Exercice proposé – Poursuivez l'extrait ci-dessous, consacré au giallo et aux films « mukokuseki » de la Nikkatsu, à partir de sa dernière phrase.

*** Extrait de page

Dans les giallo, nous sommes la plupart du temps en Italie, certes, mais surtout en ville, toujours ou presque. Même si on précisera parfois les lieux de l’action par des intertitres, on évitera de vous présenter des images trop italiennes, un imagier trop transalpin et à la place on préférera un espace hétérogène, un milieu méconnaissable, une ville qui pourrait se trouver partout et n’importe où à la fois dans le monde histoire de s’adresser à une audience plus internationale.
A cette époque d’ailleurs, une des lignes directrices de la Nikkatsu était de produire des films dits “mukokuseki” soit “sans-frontière” ou “sans identité culturelle fixe” afin non pas forcément de s’exporter, mais surtout de toucher les Japonais dont une bonne partie avait les yeux rivés sur la culture pop occidentale.

******
*** Données fournies

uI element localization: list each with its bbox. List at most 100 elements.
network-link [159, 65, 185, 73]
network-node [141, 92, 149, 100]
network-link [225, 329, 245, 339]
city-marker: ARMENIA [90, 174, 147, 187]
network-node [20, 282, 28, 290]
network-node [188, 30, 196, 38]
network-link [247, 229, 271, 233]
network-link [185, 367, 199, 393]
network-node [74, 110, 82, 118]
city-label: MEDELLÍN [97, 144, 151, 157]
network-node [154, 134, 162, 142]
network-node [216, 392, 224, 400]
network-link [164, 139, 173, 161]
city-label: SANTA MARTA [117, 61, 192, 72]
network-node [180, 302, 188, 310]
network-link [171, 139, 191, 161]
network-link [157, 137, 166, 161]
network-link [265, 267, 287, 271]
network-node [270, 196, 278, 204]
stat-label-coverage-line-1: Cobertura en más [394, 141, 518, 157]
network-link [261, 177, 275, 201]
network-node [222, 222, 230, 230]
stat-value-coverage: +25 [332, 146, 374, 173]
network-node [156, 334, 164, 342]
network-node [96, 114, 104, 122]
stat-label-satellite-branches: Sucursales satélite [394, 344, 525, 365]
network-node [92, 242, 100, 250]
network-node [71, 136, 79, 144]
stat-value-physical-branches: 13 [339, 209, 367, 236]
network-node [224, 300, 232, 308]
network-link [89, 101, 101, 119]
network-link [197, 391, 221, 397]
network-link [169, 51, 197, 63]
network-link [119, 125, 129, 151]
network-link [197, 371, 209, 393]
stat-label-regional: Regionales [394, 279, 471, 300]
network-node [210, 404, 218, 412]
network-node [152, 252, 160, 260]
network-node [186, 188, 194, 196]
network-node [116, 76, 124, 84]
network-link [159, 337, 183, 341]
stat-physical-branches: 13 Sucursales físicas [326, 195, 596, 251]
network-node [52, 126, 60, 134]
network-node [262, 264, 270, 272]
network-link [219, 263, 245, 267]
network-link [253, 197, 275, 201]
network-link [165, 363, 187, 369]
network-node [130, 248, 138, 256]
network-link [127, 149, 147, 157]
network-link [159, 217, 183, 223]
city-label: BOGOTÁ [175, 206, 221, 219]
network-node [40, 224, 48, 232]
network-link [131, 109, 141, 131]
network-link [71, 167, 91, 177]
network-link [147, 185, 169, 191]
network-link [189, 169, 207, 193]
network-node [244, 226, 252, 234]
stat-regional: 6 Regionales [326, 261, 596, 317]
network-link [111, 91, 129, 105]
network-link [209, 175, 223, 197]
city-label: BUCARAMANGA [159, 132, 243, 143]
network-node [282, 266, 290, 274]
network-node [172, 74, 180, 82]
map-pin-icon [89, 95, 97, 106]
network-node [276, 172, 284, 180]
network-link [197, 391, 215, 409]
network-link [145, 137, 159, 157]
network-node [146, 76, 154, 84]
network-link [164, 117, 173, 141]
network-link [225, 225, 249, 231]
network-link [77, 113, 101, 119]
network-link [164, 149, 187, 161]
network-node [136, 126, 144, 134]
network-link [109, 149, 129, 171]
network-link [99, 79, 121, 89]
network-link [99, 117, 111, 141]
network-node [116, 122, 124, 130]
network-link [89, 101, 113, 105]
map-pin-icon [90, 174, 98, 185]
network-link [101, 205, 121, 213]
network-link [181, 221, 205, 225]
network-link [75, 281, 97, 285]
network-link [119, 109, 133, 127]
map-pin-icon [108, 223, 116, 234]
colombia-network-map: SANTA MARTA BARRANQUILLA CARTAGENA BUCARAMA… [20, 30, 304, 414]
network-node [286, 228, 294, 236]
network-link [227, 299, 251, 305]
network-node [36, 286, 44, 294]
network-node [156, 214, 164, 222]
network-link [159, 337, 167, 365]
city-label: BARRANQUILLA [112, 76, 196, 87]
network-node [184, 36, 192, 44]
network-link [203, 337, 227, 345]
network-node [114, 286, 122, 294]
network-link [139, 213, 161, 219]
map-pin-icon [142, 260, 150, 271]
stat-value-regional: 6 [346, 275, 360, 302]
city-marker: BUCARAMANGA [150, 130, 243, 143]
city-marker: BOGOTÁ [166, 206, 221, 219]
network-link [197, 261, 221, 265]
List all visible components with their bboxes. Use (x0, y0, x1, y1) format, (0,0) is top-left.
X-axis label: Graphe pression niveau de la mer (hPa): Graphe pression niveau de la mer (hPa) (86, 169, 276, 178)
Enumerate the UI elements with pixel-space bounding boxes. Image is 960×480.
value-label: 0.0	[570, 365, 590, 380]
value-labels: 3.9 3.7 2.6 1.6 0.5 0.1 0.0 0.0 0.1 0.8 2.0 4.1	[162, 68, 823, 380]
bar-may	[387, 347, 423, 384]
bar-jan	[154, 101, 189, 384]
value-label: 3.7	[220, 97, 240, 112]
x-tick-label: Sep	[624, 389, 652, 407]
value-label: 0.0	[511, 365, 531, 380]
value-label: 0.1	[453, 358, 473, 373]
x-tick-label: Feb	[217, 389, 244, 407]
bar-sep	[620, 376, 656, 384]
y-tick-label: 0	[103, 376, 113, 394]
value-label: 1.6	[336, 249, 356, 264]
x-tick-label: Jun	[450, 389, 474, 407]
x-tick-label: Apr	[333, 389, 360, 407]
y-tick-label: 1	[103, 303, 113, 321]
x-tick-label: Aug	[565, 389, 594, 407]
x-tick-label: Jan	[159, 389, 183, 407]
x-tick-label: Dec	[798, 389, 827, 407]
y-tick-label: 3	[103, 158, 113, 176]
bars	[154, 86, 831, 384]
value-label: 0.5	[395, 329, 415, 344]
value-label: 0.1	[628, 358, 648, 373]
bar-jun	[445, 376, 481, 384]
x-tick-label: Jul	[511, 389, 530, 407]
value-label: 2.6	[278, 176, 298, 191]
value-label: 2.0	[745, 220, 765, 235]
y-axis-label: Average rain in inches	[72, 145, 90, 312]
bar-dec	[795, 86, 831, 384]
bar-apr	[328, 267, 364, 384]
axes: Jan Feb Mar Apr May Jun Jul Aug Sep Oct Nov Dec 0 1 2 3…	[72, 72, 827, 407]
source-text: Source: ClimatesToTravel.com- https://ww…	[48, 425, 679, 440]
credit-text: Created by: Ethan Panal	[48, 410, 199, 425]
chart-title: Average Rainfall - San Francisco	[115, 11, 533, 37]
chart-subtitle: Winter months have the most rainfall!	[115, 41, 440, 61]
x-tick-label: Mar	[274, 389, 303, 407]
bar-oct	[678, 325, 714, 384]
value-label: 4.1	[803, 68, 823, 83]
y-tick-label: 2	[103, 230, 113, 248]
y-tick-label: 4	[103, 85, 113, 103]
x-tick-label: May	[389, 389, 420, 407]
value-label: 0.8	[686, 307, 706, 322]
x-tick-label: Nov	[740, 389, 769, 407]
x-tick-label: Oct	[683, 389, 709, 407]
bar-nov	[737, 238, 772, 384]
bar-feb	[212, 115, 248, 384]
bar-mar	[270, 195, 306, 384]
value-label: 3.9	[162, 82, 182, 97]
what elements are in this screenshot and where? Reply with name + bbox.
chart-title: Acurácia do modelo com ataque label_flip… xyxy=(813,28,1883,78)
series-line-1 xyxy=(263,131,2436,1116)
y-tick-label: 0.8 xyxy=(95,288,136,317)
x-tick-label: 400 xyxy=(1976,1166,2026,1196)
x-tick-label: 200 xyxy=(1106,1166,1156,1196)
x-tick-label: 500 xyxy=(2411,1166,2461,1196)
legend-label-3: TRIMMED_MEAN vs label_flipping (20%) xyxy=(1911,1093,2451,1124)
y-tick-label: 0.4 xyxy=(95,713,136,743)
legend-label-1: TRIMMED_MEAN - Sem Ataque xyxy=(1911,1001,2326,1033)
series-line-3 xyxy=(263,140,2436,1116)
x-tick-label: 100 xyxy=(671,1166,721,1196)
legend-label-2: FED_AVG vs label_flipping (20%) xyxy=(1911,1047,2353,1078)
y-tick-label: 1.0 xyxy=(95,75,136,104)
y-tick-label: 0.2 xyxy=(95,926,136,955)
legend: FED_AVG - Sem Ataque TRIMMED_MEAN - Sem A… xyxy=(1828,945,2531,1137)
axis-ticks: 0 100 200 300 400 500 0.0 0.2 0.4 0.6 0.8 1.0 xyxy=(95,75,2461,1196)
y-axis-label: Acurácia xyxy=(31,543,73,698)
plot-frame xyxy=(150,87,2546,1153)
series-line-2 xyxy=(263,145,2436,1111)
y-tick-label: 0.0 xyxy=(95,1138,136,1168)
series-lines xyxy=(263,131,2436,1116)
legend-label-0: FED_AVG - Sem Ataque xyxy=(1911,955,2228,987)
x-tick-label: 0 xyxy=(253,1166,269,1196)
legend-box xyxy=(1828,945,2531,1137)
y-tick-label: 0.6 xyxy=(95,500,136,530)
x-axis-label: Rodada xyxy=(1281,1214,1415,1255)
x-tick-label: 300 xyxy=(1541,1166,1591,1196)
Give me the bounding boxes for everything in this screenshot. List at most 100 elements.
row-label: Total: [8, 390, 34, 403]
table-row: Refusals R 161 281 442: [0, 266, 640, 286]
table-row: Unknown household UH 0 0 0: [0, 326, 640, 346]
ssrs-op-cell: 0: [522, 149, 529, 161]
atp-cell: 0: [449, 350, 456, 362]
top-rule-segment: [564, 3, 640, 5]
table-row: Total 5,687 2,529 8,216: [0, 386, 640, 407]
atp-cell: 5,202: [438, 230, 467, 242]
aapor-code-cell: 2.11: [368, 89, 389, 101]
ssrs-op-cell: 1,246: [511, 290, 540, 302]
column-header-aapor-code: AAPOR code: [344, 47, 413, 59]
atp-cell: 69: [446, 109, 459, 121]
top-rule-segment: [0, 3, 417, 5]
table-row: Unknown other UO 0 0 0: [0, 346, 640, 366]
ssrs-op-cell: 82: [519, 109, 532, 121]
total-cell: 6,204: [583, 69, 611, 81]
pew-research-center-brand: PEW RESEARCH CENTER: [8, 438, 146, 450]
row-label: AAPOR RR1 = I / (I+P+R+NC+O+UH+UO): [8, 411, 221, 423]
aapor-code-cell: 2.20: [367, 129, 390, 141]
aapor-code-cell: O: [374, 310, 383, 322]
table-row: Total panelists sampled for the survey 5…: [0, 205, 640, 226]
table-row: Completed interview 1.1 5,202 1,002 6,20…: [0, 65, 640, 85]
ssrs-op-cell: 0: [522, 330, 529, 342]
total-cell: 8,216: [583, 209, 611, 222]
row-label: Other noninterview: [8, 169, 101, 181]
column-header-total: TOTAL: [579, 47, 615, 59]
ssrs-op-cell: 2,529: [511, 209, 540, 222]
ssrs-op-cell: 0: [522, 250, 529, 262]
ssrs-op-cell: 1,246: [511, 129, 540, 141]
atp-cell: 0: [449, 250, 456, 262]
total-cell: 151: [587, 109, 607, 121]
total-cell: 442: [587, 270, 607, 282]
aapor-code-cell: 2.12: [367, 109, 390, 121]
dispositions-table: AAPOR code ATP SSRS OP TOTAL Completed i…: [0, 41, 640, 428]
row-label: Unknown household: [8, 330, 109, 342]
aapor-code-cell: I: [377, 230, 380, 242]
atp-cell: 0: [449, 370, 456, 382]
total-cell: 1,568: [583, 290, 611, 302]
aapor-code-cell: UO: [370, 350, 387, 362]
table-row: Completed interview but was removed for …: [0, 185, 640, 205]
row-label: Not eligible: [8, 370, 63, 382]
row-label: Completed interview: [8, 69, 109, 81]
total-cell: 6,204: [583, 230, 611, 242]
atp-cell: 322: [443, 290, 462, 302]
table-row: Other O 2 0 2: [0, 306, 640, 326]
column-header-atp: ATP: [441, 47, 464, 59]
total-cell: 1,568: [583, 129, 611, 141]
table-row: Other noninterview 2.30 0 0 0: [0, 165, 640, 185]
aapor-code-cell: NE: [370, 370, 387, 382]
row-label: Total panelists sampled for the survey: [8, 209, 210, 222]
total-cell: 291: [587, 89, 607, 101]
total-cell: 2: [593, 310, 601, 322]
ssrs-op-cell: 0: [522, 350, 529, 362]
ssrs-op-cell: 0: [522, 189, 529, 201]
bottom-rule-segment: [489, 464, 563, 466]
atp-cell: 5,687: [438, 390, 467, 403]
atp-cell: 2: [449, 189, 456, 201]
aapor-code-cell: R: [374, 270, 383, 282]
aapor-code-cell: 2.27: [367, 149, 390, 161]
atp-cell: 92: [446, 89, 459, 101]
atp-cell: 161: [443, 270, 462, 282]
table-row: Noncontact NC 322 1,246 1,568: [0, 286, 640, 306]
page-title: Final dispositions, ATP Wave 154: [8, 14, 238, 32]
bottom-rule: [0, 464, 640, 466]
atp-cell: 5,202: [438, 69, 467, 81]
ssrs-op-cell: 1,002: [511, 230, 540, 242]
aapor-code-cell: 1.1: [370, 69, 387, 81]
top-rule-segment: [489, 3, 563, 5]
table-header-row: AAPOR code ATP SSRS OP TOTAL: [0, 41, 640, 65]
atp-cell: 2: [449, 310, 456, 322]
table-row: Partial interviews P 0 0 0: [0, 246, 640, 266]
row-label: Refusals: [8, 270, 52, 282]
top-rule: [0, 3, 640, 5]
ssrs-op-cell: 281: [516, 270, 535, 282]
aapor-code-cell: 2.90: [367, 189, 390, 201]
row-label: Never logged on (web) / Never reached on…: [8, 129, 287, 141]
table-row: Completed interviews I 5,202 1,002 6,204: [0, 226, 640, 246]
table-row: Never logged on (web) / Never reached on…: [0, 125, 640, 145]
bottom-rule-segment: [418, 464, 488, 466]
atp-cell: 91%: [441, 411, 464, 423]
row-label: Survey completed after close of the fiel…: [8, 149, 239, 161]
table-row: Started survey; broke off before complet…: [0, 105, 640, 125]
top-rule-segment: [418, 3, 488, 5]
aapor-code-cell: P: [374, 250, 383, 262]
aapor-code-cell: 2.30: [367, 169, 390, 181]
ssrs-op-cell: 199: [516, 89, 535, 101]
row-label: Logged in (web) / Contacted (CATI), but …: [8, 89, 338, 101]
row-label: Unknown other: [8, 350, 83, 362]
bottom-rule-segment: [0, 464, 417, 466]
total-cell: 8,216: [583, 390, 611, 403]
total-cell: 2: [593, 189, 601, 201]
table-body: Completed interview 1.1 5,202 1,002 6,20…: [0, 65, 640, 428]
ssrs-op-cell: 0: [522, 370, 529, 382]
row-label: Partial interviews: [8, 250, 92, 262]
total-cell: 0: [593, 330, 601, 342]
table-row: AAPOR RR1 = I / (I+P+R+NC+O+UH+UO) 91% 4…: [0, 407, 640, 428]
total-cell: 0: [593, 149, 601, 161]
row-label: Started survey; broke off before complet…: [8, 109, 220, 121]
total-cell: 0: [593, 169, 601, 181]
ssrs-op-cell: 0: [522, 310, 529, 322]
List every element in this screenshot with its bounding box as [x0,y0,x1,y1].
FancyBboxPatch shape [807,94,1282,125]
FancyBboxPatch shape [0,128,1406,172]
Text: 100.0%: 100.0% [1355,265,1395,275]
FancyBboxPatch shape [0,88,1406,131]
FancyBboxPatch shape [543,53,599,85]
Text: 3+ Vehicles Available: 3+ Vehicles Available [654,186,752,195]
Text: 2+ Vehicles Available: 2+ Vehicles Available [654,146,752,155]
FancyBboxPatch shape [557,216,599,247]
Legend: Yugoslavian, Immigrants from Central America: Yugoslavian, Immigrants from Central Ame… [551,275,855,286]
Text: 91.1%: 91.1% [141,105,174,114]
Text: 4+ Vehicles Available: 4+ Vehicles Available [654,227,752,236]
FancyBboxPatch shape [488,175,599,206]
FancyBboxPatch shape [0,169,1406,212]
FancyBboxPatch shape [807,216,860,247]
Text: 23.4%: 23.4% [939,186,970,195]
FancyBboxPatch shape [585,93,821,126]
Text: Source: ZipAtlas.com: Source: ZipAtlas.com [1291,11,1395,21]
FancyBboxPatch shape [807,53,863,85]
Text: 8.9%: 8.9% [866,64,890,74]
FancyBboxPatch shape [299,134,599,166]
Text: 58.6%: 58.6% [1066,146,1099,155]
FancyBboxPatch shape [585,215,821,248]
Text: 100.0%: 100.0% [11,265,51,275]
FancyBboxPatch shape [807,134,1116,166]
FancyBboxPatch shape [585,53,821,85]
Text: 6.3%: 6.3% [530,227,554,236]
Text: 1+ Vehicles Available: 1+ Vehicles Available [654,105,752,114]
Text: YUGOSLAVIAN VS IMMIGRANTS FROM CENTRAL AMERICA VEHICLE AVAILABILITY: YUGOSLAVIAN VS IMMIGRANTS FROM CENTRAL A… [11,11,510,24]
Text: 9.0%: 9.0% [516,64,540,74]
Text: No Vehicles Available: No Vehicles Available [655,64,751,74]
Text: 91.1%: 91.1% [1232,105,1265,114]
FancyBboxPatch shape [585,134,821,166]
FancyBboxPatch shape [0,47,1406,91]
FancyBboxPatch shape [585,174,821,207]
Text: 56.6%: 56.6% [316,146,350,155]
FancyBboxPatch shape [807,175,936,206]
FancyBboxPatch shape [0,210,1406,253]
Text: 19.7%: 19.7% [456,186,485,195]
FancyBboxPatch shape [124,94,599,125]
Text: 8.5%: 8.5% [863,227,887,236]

******

Résultat –
De cet espace urbain commercial sans réelle identité, si ce n’est celle du cool, La Marque du tueur fait son terrain de jeu et le détourne en faisant des publicités du film les théâtres des meurtres improbables d’Hanada. Il y a par exemple ce panneau publicitaire articulé qui met en avant un briquet qui s’ouvre et qui se referme. Lorsqu’il s’anime, le briquet découvre un judas que le tueur transformera bien vite en meurtrière en y glissant son fusil pour se charger de sa cible. Il y a aussi cette sorte de montgolfière publicitaire sans nacelle qui lui permet de s’échapper après un énième meurtre.
Aucun doute, vos mirettes seront comblées et vous, c’est garantie, amplement diverti. Mais le divertissement est bien loin d’être tout ce qu’il y a à voir chez Suzuki et c’est particulièrement le cas avec La Marque du tueur.
Envers et contre joue
Malgré son rythme de tournage échevelé et autres astreintes imposées par la Nikkatsu (genre, format, durée, acteurs et scénarios étaient choisis par le studio), Seijun Suzuki est parvenu à s’imposer en tant que réalisateur de films de série B rentables. Et cela aura au moins duré jusqu’en 1963 avec les films Detective Bureau 2-3 et surtout La Jeunesse de la bête.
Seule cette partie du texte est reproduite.